** Page text **
Don’t blame Citizens United for the worst excesses of this year’s election.

Instead, look to the failures of the Federal Election Commission.

The Supreme Court’s Citizens United decision — which created a constitutional right for corporations to spend unlimited amounts independently of federal candidates or party committees — has been rightly criticized for its legal incoherence, judicial activism and equation of corporations with individuals. However, it’s not responsible for two of the most outrageous aspects of the 2012 campaign: the super PACs that claimed to be independent despite their close association with candidates, and the hundreds of millions of dollars from secret donors that paid for an avalanche of negative campaign ads.

Concerning the super PACs, the court — in several rulings, including Citizens United — said the only unlimited campaign expenditures it was enabling had to be “wholly,” “totally” and “truly” independent of candidates and political parties. As for secret donors, the Citizens United opinion stated that, under existing law, the sources of funding for election ads would be fully and speedily disclosed on the Internet — promising that shareholders could hold corporations “accountable” for their political donations, and voters could “see whether elected officials are ‘in the pocket of so-called moneyed interests.’ ”

Both of those promises went unfulfilled this year — not because of the court’s ruling, but because of the FEC, the government agency whose job it is to enforce U.S. laws on money in politics.

** Supplied data **
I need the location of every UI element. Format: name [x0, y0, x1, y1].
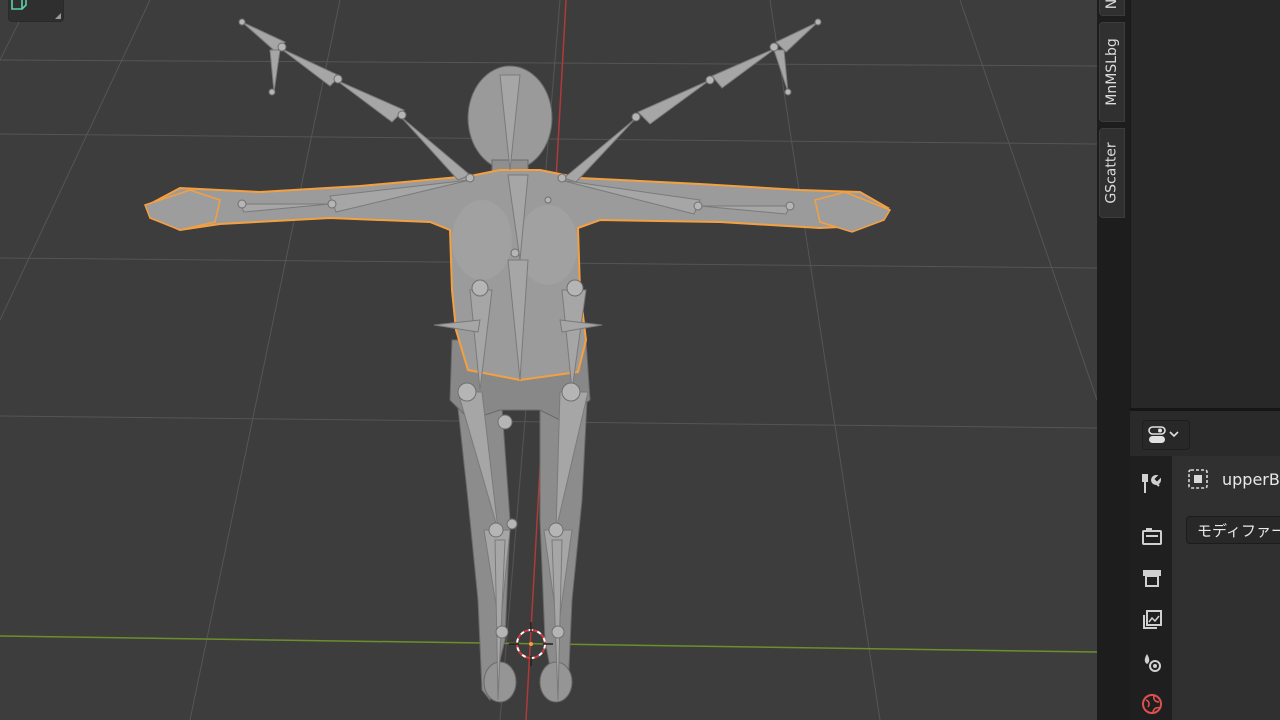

** Things to do **
1. Answer these questions using the passage on Citizens United:
(a) What right did the Citizens United decision create for corporations?
(b) Which three words did the court use to describe how independent the unlimited expenditures had to be?
(c) Which government agency does the passage say has the job of enforcing U.S. laws on money in politics?
2. Go on with the passage on Citizens United, picking up right after its final sentence.
The material has no connection to the passage on Citizens United.

** Task-by-task answers **
1.
(a) A constitutional right to spend unlimited amounts independently of federal candidates or party committees.
(b) "Wholly," "totally" and "truly."
(c) The Federal Election Commission (FEC).

2.
It is the FEC and the permissive regulations it has created over the past decade that have allowed close connections between candidates, parties and political action committees. And it is the agency’s dysfunctional state — engineered by a Republican congressional leadership adamantly opposed to campaign finance reform — that has turned the Supreme Court’s promise of transparency into a joke.

When I was appointed to the FEC by President George H.W. Bush in 1991, I joined a panel of two fellow Republicans and three Democrats, commissioners who basically saw their jobs as ensuring that their party was treated fairly in the rough-and-tumble of elections.

In practice, this worked pretty well. When Congress created the FEC after the Watergate scandal of the early 1970s, it decreed that there be six commissioners, with no more than three from one party. At least four votes are required to take any action, such as opening an investigation or appealing a court decision.

This had an obvious potential for deadlock, but in my years on the commission, 3-to-3 ties were quite rare. The most partisan disputes involved a commissioner saying something like, “Well, if you’re going to vote that my party broke the law in this case, then you’d better vote the same way in this other case, where one of your guys does the same thing.”

My fellow commissioners largely believed in the FEC’s mission and worked hard to enforce campaign finance laws.

Things began to go badly wrong with campaign finance law during the 1996 presidential campaign, when Democrats’ cultivation of big “soft money” contributors — donors, some of them foreign, who gave money to “party-building” organizations — resulted in a lengthy Justice Department investigation. It was also becoming clear to many in Congress that soft-money donations to the Republican and Democratic national committees were corrupting the legislative process.